The records that follow are to be transcribed in full, without their images.

Records from a collection of figures
◆ ◆ ◆ ◆
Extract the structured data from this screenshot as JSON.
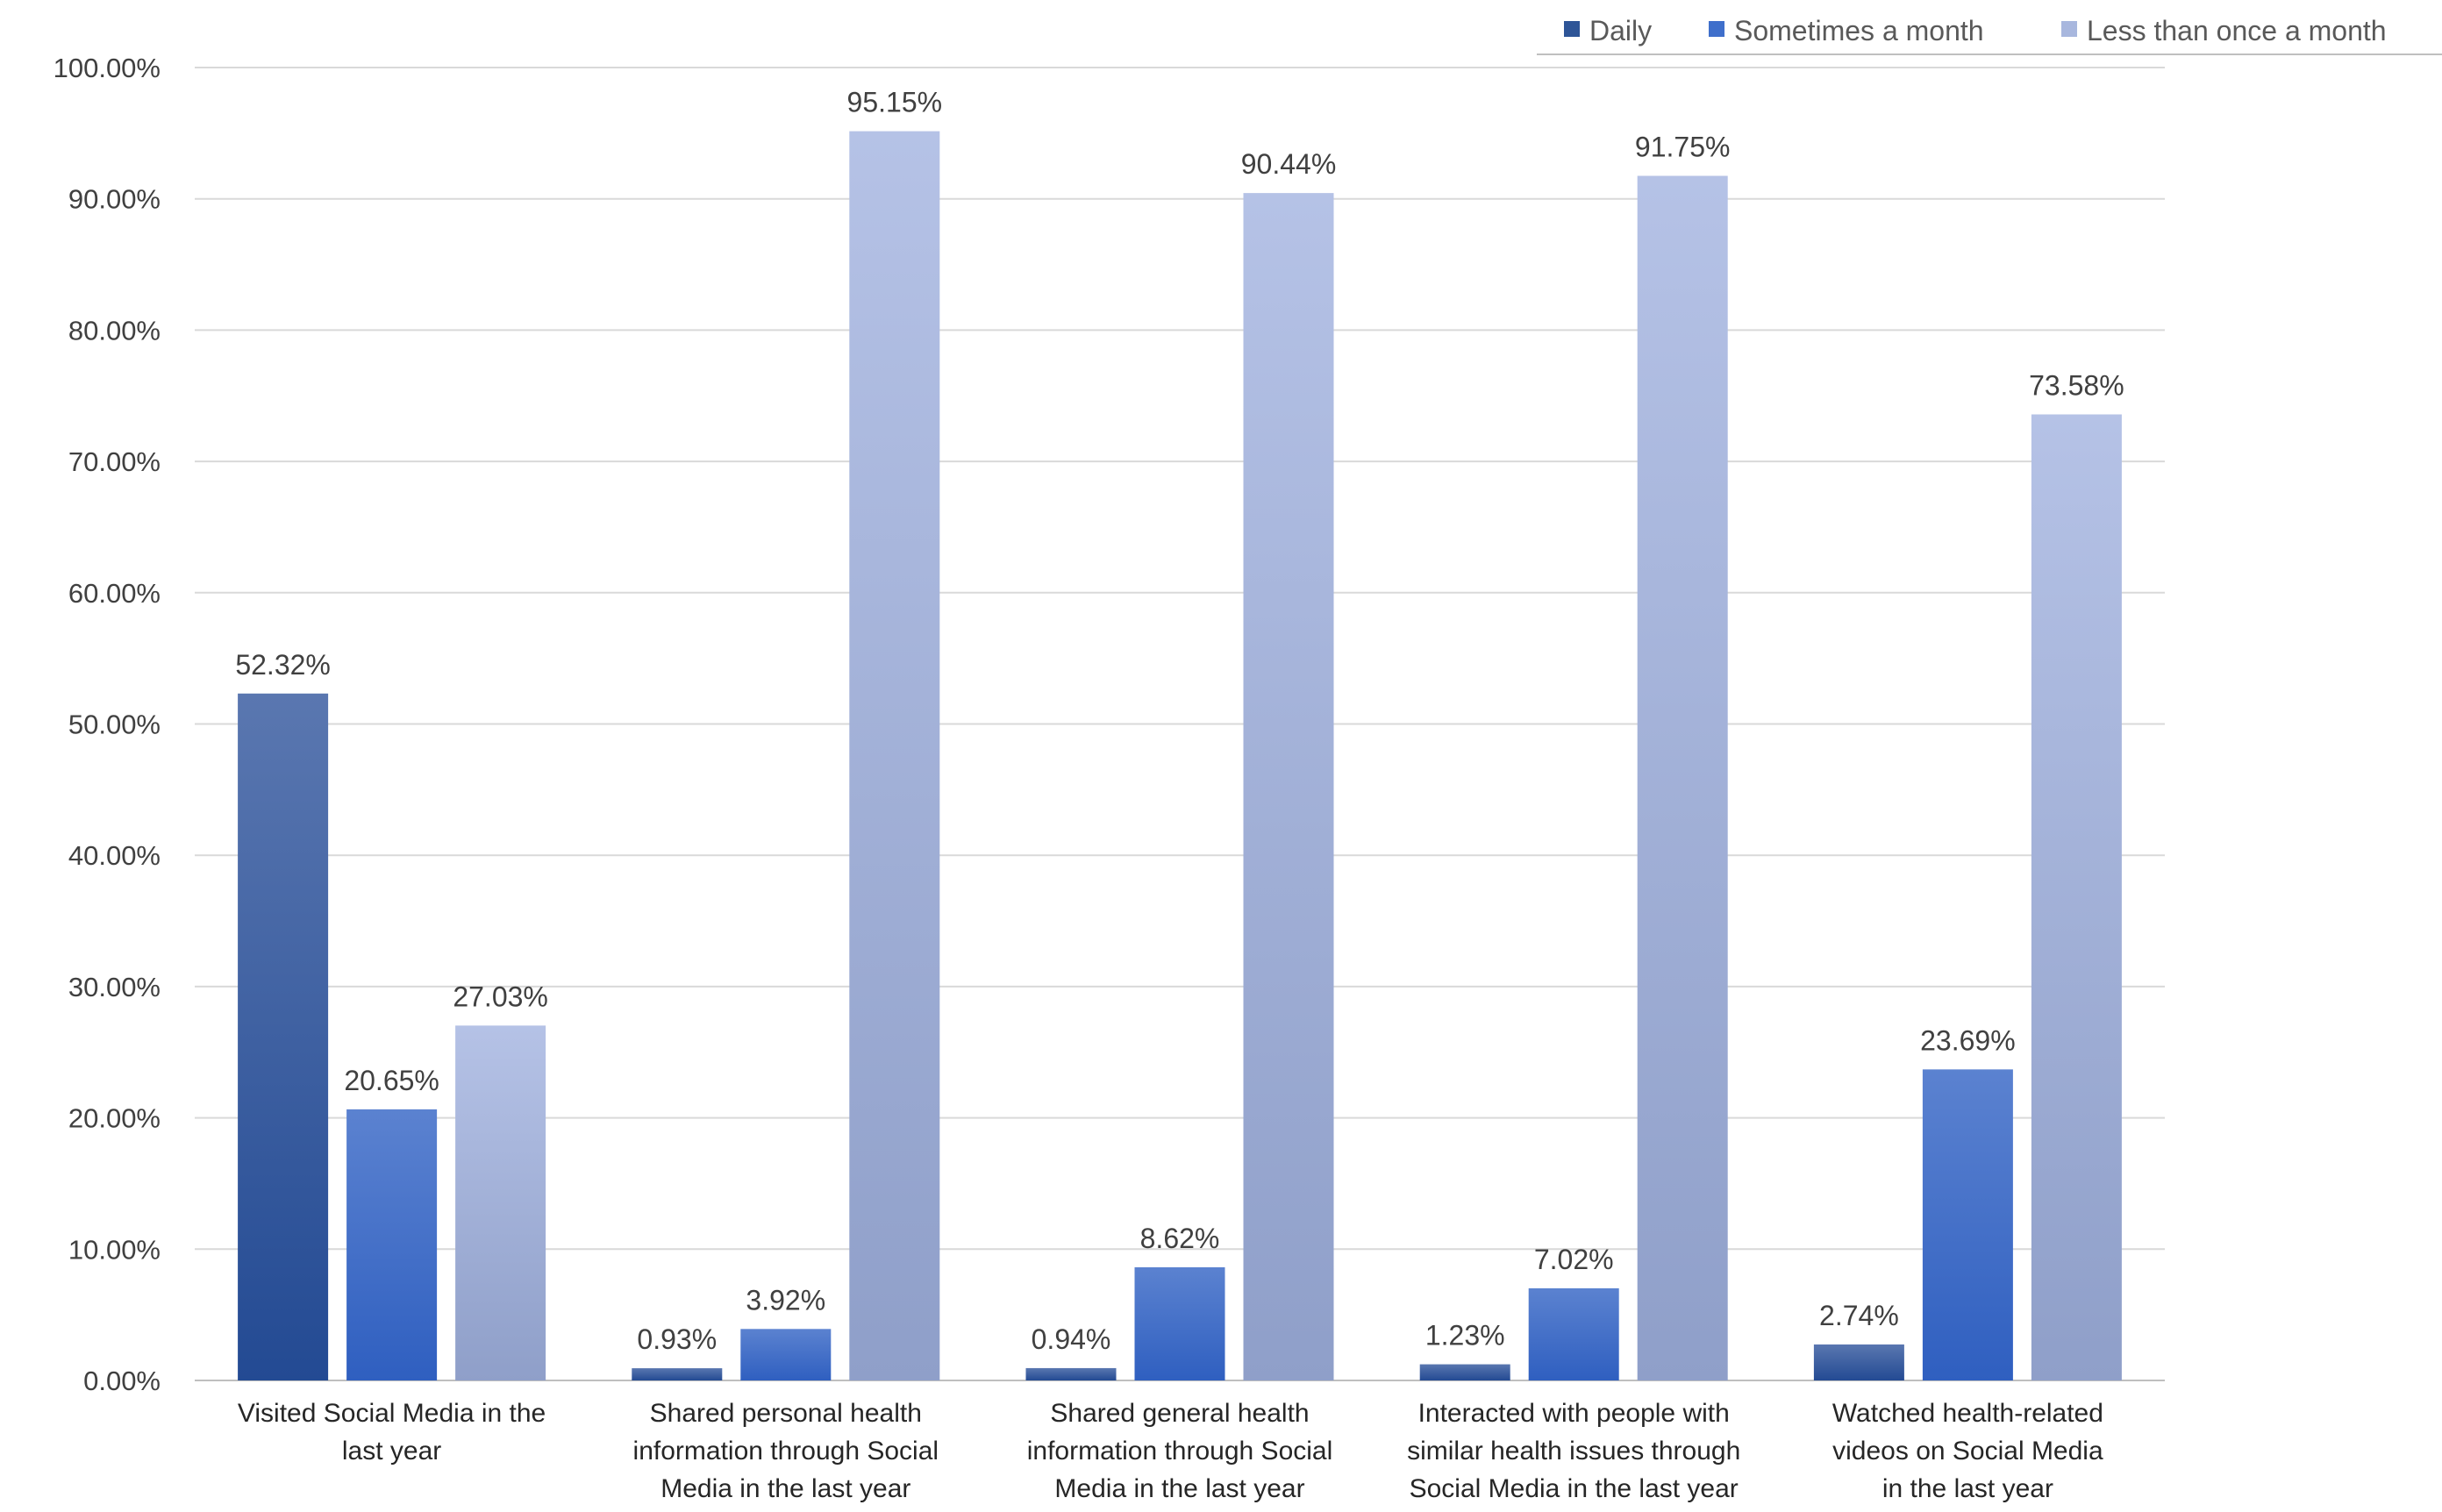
{
  "chart_data": {
    "type": "bar",
    "title": "",
    "xlabel": "",
    "ylabel": "",
    "ylim": [
      0,
      100
    ],
    "ytick_step": 10,
    "ytick_labels": [
      "0.00%",
      "10.00%",
      "20.00%",
      "30.00%",
      "40.00%",
      "50.00%",
      "60.00%",
      "70.00%",
      "80.00%",
      "90.00%",
      "100.00%"
    ],
    "grid": true,
    "legend_position": "top-right",
    "categories": [
      [
        "Visited Social Media in the",
        "last year"
      ],
      [
        "Shared personal health",
        "information through  Social",
        "Media in the last year"
      ],
      [
        "Shared general health",
        "information through  Social",
        "Media in the last year"
      ],
      [
        "Interacted with people with",
        "similar health issues through",
        "Social Media in the last year"
      ],
      [
        "Watched health-related",
        "videos on Social Media",
        "in the last year"
      ]
    ],
    "series": [
      {
        "name": "Daily",
        "color": "#2e5597",
        "values": [
          52.32,
          0.93,
          0.94,
          1.23,
          2.74
        ],
        "labels": [
          "52.32%",
          "0.93%",
          "0.94%",
          "1.23%",
          "2.74%"
        ]
      },
      {
        "name": "Sometimes a month",
        "color": "#3f6fcb",
        "values": [
          20.65,
          3.92,
          8.62,
          7.02,
          23.69
        ],
        "labels": [
          "20.65%",
          "3.92%",
          "8.62%",
          "7.02%",
          "23.69%"
        ]
      },
      {
        "name": "Less than once a month",
        "color": "#a8b7de",
        "values": [
          27.03,
          95.15,
          90.44,
          91.75,
          73.58
        ],
        "labels": [
          "27.03%",
          "95.15%",
          "90.44%",
          "91.75%",
          "73.58%"
        ]
      }
    ]
  }
}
◆ ◆ ◆ ◆
### Output for this task
Extract the structured data from this screenshot as JSON.
{
  "chart_data": {
    "type": "bar",
    "title": "",
    "xlabel": "",
    "ylabel": "",
    "ylim": [
      0,
      100
    ],
    "ytick_step": 10,
    "ytick_labels": [
      "0.00%",
      "10.00%",
      "20.00%",
      "30.00%",
      "40.00%",
      "50.00%",
      "60.00%",
      "70.00%",
      "80.00%",
      "90.00%",
      "100.00%"
    ],
    "grid": true,
    "legend_position": "top-right",
    "categories": [
      [
        "Visited Social Media in the",
        "last year"
      ],
      [
        "Shared personal health",
        "information through  Social",
        "Media in the last year"
      ],
      [
        "Shared general health",
        "information through  Social",
        "Media in the last year"
      ],
      [
        "Interacted with people with",
        "similar health issues through",
        "Social Media in the last year"
      ],
      [
        "Watched health-related",
        "videos on Social Media",
        "in the last year"
      ]
    ],
    "series": [
      {
        "name": "Daily",
        "color": "#2e5597",
        "values": [
          52.32,
          0.93,
          0.94,
          1.23,
          2.74
        ],
        "labels": [
          "52.32%",
          "0.93%",
          "0.94%",
          "1.23%",
          "2.74%"
        ]
      },
      {
        "name": "Sometimes a month",
        "color": "#3f6fcb",
        "values": [
          20.65,
          3.92,
          8.62,
          7.02,
          23.69
        ],
        "labels": [
          "20.65%",
          "3.92%",
          "8.62%",
          "7.02%",
          "23.69%"
        ]
      },
      {
        "name": "Less than once a month",
        "color": "#a8b7de",
        "values": [
          27.03,
          95.15,
          90.44,
          91.75,
          73.58
        ],
        "labels": [
          "27.03%",
          "95.15%",
          "90.44%",
          "91.75%",
          "73.58%"
        ]
      }
    ]
  }
}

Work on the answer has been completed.